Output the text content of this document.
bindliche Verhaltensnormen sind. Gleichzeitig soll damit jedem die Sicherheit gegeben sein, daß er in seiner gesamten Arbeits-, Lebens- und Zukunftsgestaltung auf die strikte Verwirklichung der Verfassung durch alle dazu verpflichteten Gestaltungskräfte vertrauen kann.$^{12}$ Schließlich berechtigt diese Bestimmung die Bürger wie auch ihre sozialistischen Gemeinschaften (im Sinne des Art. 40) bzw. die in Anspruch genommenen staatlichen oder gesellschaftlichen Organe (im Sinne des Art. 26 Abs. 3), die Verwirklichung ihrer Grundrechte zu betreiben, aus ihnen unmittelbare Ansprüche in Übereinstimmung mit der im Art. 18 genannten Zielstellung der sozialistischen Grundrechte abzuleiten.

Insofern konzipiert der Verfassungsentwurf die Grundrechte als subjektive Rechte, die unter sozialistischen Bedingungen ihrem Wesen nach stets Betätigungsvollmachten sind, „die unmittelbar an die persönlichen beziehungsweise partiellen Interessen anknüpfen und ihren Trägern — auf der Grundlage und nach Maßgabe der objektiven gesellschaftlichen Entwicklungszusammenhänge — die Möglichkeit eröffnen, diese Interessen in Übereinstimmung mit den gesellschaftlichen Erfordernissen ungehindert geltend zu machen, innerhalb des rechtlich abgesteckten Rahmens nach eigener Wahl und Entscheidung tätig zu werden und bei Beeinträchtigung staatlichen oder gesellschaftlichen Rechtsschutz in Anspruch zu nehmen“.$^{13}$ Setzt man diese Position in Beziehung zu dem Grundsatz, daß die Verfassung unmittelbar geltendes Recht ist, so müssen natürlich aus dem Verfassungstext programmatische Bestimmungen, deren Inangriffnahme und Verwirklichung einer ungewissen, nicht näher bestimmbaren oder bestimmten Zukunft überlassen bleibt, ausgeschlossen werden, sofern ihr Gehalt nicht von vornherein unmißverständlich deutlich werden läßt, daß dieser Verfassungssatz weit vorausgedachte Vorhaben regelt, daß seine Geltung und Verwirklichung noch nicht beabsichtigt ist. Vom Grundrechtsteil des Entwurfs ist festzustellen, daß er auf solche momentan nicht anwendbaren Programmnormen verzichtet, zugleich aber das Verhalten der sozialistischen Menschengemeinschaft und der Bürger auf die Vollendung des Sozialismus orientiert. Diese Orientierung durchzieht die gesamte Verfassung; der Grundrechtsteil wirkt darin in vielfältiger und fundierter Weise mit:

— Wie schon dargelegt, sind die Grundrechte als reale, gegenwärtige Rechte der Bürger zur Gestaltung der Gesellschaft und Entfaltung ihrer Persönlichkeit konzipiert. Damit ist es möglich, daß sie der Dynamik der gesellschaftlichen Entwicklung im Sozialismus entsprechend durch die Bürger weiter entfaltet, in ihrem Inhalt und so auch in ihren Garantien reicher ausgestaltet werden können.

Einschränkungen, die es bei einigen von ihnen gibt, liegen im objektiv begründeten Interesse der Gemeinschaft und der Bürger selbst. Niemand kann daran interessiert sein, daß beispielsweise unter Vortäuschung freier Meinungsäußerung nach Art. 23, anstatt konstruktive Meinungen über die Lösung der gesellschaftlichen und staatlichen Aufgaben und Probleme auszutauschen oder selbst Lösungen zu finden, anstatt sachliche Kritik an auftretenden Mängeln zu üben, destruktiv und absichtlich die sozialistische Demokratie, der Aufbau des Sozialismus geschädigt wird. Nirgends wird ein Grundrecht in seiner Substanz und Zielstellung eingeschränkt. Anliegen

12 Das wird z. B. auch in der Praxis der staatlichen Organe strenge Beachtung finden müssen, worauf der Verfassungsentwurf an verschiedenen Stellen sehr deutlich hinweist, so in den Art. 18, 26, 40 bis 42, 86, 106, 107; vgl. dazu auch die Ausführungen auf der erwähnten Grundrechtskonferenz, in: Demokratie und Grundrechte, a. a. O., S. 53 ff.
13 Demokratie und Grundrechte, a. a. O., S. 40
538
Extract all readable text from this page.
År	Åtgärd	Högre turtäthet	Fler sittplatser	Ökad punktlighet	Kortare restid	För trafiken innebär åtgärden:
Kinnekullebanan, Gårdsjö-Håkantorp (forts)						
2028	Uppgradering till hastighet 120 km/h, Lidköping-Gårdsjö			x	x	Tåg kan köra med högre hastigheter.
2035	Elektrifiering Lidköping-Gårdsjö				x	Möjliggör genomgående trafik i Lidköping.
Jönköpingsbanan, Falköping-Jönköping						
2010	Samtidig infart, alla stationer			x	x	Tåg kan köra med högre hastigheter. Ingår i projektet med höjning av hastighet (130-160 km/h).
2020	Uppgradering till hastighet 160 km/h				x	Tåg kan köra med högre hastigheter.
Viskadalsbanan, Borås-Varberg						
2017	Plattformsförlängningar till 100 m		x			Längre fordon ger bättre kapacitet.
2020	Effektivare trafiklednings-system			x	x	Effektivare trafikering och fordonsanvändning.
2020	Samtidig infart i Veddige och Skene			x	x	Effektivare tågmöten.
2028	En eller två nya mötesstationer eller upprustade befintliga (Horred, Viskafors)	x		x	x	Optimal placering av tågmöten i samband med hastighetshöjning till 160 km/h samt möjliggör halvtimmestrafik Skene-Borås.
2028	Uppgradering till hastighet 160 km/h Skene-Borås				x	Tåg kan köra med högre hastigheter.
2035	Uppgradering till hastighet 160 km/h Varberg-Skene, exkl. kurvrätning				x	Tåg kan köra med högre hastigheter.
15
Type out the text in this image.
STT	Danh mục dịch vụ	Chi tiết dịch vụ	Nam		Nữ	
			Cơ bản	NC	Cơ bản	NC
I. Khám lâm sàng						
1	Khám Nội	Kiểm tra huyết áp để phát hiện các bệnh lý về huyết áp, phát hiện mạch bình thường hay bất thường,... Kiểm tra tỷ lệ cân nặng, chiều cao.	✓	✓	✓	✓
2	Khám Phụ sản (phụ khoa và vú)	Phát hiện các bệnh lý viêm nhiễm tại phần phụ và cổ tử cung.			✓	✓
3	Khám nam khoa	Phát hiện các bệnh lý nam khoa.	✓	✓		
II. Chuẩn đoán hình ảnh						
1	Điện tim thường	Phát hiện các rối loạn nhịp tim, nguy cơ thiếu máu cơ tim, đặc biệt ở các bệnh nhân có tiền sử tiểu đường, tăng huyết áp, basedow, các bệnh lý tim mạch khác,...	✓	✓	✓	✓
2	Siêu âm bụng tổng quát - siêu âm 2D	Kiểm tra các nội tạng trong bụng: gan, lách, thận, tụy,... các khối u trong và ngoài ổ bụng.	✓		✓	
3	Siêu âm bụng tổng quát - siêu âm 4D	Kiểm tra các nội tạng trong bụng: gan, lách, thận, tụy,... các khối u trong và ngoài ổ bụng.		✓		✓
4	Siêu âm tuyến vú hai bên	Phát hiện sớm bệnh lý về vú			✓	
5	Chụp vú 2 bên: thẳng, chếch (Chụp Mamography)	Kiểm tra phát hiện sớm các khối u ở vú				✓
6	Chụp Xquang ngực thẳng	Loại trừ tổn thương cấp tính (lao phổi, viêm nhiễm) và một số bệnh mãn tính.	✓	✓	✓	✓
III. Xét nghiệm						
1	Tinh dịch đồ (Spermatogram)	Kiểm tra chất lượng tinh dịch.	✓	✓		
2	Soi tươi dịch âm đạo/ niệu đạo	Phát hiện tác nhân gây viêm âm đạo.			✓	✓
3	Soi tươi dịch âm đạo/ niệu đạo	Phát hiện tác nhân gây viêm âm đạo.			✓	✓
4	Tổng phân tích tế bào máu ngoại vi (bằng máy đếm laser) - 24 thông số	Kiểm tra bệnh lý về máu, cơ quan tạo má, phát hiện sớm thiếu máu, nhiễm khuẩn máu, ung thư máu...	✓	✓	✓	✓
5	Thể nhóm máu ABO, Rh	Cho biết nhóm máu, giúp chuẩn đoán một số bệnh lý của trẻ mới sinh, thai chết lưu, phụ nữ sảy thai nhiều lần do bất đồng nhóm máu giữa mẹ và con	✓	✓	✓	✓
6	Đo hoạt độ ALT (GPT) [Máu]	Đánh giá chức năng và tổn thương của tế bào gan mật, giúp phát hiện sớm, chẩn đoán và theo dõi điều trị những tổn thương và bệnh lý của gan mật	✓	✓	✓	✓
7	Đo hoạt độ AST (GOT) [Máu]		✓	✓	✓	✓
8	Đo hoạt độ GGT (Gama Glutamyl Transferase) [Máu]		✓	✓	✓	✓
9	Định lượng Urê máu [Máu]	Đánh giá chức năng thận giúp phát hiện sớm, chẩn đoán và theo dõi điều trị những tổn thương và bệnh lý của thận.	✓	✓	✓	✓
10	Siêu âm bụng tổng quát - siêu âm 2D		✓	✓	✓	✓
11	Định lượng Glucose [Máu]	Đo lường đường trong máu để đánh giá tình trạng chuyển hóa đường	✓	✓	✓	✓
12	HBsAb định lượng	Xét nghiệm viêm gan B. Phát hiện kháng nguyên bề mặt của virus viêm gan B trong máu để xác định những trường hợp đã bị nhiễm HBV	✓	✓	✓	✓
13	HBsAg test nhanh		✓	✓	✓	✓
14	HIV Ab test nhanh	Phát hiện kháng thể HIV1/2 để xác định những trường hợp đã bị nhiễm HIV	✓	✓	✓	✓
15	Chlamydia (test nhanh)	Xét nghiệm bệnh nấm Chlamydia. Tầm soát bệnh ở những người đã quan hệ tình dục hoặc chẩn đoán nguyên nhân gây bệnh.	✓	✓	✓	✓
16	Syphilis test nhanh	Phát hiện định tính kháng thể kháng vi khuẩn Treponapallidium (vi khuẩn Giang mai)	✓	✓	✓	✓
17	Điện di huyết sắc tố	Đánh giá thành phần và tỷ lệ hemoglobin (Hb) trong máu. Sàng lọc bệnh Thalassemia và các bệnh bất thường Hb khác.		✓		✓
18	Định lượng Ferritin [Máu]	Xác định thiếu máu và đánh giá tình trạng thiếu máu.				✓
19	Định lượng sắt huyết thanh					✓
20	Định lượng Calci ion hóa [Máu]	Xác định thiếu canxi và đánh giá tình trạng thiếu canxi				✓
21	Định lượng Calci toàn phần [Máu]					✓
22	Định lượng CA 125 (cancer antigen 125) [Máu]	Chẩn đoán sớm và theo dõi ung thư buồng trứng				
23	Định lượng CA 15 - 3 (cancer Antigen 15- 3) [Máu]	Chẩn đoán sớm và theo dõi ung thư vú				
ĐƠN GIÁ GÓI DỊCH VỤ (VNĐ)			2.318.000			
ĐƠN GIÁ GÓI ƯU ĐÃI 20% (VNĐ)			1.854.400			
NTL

==*==

What you are asked to do: Where does the word "Effektivare" appear in the records above? Return every line that holds it.

Reply:
2020	Effektivare trafiklednings-system			x	x	Effektivare trafikering och fordonsanvändning.
2020	Samtidig infart i Veddige och Skene			x	x	Effektivare tågmöten.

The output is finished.